WHAT YOU ARE ASKED TO DO:
The records that follow need to be output exactly as they are.

Start DATA FOR THIS TASK

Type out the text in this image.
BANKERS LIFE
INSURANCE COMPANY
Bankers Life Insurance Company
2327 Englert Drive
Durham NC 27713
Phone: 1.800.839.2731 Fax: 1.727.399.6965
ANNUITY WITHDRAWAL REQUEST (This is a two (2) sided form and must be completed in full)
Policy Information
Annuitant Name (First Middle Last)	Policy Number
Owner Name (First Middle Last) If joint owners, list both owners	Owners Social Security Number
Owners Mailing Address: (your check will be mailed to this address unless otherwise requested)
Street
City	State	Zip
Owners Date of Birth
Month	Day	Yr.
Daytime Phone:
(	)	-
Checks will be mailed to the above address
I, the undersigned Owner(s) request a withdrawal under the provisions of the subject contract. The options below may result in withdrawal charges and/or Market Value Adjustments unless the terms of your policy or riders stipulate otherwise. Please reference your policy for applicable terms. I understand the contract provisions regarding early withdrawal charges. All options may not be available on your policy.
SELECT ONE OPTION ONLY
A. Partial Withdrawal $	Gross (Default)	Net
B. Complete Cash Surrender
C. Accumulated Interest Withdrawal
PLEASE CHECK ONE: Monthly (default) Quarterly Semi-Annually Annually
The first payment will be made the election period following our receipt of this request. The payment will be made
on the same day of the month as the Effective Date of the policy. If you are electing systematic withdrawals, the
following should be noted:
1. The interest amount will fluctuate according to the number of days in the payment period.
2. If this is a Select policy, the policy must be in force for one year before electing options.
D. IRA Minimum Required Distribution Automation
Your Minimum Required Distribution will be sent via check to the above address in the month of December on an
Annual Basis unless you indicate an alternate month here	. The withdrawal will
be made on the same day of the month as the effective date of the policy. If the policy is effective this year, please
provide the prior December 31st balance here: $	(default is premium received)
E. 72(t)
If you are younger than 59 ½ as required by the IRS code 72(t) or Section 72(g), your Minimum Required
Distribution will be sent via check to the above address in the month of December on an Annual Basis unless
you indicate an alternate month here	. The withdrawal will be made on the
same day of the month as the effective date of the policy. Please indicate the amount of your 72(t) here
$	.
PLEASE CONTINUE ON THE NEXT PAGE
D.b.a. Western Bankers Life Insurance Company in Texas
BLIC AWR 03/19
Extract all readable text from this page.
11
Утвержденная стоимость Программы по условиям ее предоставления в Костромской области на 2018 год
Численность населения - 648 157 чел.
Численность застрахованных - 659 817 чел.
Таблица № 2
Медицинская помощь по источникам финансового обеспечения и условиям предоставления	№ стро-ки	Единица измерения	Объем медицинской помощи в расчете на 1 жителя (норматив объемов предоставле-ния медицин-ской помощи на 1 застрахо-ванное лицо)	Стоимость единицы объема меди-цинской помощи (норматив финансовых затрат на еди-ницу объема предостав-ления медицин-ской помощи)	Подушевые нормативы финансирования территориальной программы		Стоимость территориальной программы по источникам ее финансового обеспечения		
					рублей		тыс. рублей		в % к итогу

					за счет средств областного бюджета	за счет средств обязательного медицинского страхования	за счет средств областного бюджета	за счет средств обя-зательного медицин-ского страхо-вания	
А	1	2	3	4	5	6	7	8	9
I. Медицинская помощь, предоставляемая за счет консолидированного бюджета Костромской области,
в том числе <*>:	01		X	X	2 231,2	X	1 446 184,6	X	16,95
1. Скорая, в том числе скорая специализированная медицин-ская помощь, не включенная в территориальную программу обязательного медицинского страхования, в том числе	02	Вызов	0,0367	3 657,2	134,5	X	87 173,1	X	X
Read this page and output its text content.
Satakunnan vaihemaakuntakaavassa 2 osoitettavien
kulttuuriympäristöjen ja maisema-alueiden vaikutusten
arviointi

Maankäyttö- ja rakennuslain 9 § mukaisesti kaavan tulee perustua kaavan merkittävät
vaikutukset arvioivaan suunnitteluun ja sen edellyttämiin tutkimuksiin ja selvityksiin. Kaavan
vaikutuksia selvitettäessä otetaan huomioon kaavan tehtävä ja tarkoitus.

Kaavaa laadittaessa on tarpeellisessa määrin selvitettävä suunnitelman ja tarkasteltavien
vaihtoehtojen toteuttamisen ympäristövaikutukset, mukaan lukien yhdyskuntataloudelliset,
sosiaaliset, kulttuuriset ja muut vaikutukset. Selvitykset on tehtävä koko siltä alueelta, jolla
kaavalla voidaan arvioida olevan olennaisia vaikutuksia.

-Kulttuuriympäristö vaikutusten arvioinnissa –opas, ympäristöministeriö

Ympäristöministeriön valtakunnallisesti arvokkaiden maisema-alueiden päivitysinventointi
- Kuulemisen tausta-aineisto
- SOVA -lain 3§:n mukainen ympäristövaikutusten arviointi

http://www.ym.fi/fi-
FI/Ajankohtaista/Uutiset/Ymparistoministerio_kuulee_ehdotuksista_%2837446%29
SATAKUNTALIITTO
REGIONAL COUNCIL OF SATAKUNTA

End DATA FOR THIS TASK

OUTPUT OF THE EXERCISE:
Type out the text in this image.
BANKERS LIFE
INSURANCE COMPANY
Bankers Life Insurance Company
2327 Englert Drive
Durham NC 27713
Phone: 1.800.839.2731 Fax: 1.727.399.6965
ANNUITY WITHDRAWAL REQUEST (This is a two (2) sided form and must be completed in full)
Policy Information
Annuitant Name (First Middle Last)	Policy Number
Owner Name (First Middle Last) If joint owners, list both owners	Owners Social Security Number
Owners Mailing Address: (your check will be mailed to this address unless otherwise requested)
Street
City	State	Zip
Owners Date of Birth
Month	Day	Yr.
Daytime Phone:
(	)	-
Checks will be mailed to the above address
I, the undersigned Owner(s) request a withdrawal under the provisions of the subject contract. The options below may result in withdrawal charges and/or Market Value Adjustments unless the terms of your policy or riders stipulate otherwise. Please reference your policy for applicable terms. I understand the contract provisions regarding early withdrawal charges. All options may not be available on your policy.
SELECT ONE OPTION ONLY
A. Partial Withdrawal $	Gross (Default)	Net
B. Complete Cash Surrender
C. Accumulated Interest Withdrawal
PLEASE CHECK ONE: Monthly (default) Quarterly Semi-Annually Annually
The first payment will be made the election period following our receipt of this request. The payment will be made
on the same day of the month as the Effective Date of the policy. If you are electing systematic withdrawals, the
following should be noted:
1. The interest amount will fluctuate according to the number of days in the payment period.
2. If this is a Select policy, the policy must be in force for one year before electing options.
D. IRA Minimum Required Distribution Automation
Your Minimum Required Distribution will be sent via check to the above address in the month of December on an
Annual Basis unless you indicate an alternate month here	. The withdrawal will
be made on the same day of the month as the effective date of the policy. If the policy is effective this year, please
provide the prior December 31st balance here: $	(default is premium received)
E. 72(t)
If you are younger than 59 ½ as required by the IRS code 72(t) or Section 72(g), your Minimum Required
Distribution will be sent via check to the above address in the month of December on an Annual Basis unless
you indicate an alternate month here	. The withdrawal will be made on the
same day of the month as the effective date of the policy. Please indicate the amount of your 72(t) here
$	.
PLEASE CONTINUE ON THE NEXT PAGE
D.b.a. Western Bankers Life Insurance Company in Texas
BLIC AWR 03/19
Extract all readable text from this page.
11
Утвержденная стоимость Программы по условиям ее предоставления в Костромской области на 2018 год
Численность населения - 648 157 чел.
Численность застрахованных - 659 817 чел.
Таблица № 2
Медицинская помощь по источникам финансового обеспечения и условиям предоставления	№ стро-ки	Единица измерения	Объем медицинской помощи в расчете на 1 жителя (норматив объемов предоставле-ния медицин-ской помощи на 1 застрахо-ванное лицо)	Стоимость единицы объема меди-цинской помощи (норматив финансовых затрат на еди-ницу объема предостав-ления медицин-ской помощи)	Подушевые нормативы финансирования территориальной программы		Стоимость территориальной программы по источникам ее финансового обеспечения		
					рублей		тыс. рублей		в % к итогу

					за счет средств областного бюджета	за счет средств обязательного медицинского страхования	за счет средств областного бюджета	за счет средств обя-зательного медицин-ского страхо-вания	
А	1	2	3	4	5	6	7	8	9
I. Медицинская помощь, предоставляемая за счет консолидированного бюджета Костромской области,
в том числе <*>:	01		X	X	2 231,2	X	1 446 184,6	X	16,95
1. Скорая, в том числе скорая специализированная медицин-ская помощь, не включенная в территориальную программу обязательного медицинского страхования, в том числе	02	Вызов	0,0367	3 657,2	134,5	X	87 173,1	X	X
Read this page and output its text content.
Satakunnan vaihemaakuntakaavassa 2 osoitettavien
kulttuuriympäristöjen ja maisema-alueiden vaikutusten
arviointi

Maankäyttö- ja rakennuslain 9 § mukaisesti kaavan tulee perustua kaavan merkittävät
vaikutukset arvioivaan suunnitteluun ja sen edellyttämiin tutkimuksiin ja selvityksiin. Kaavan
vaikutuksia selvitettäessä otetaan huomioon kaavan tehtävä ja tarkoitus.

Kaavaa laadittaessa on tarpeellisessa määrin selvitettävä suunnitelman ja tarkasteltavien
vaihtoehtojen toteuttamisen ympäristövaikutukset, mukaan lukien yhdyskuntataloudelliset,
sosiaaliset, kulttuuriset ja muut vaikutukset. Selvitykset on tehtävä koko siltä alueelta, jolla
kaavalla voidaan arvioida olevan olennaisia vaikutuksia.

-Kulttuuriympäristö vaikutusten arvioinnissa –opas, ympäristöministeriö

Ympäristöministeriön valtakunnallisesti arvokkaiden maisema-alueiden päivitysinventointi
- Kuulemisen tausta-aineisto
- SOVA -lain 3§:n mukainen ympäristövaikutusten arviointi

http://www.ym.fi/fi-
FI/Ajankohtaista/Uutiset/Ymparistoministerio_kuulee_ehdotuksista_%2837446%29
SATAKUNTALIITTO
REGIONAL COUNCIL OF SATAKUNTA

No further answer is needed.